>> BEGIN Input data

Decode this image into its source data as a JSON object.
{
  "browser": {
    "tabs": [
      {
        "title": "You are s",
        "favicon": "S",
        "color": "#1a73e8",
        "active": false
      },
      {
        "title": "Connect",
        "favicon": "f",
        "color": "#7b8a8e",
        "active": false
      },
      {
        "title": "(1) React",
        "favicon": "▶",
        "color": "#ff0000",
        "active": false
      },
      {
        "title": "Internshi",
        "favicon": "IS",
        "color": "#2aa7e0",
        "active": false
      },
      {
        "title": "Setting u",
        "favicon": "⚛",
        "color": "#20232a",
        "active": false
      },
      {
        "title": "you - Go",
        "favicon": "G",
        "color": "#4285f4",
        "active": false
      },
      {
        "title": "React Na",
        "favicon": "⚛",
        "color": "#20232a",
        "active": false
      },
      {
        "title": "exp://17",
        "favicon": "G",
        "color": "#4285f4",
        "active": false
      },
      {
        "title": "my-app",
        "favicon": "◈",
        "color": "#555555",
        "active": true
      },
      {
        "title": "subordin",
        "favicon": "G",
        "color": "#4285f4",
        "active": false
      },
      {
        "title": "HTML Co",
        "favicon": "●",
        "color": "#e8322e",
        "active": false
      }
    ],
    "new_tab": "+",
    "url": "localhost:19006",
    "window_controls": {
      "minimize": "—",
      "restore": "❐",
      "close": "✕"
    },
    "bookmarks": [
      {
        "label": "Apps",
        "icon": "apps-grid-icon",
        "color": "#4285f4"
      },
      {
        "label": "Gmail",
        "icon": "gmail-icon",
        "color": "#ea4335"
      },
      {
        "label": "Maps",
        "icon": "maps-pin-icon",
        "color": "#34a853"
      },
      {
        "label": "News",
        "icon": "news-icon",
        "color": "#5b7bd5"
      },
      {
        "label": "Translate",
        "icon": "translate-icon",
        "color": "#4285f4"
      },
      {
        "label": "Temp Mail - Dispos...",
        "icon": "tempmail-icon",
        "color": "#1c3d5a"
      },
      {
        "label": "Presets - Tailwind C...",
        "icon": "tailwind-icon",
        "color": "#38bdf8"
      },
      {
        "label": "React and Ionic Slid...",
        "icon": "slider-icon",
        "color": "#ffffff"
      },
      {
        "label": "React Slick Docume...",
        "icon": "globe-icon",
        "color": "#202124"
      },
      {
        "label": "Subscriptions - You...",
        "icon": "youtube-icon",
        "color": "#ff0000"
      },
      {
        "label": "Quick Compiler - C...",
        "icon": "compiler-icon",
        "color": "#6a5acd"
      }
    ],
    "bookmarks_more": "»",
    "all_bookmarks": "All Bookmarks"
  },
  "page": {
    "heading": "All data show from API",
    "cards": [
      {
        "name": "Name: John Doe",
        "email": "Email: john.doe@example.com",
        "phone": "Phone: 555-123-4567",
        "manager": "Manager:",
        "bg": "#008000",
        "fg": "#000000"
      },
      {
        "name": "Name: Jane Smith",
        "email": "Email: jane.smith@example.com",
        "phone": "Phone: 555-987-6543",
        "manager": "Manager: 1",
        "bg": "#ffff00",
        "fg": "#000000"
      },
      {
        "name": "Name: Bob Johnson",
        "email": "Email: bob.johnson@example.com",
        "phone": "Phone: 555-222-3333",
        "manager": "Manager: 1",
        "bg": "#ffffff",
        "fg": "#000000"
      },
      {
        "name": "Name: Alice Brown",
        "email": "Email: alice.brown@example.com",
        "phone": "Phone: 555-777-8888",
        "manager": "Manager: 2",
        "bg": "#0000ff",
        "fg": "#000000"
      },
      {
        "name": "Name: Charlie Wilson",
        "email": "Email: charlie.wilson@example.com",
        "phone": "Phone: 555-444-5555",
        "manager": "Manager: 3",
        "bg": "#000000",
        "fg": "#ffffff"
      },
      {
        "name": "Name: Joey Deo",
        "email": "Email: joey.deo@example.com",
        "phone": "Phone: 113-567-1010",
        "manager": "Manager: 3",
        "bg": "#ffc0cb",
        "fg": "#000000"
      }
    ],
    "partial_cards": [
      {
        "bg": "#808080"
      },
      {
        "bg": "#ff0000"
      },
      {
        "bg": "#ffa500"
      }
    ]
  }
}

>> END Input data

**Short problem**:
Count the lines above that contain the word "name", and give only that number.

**Task result**:
6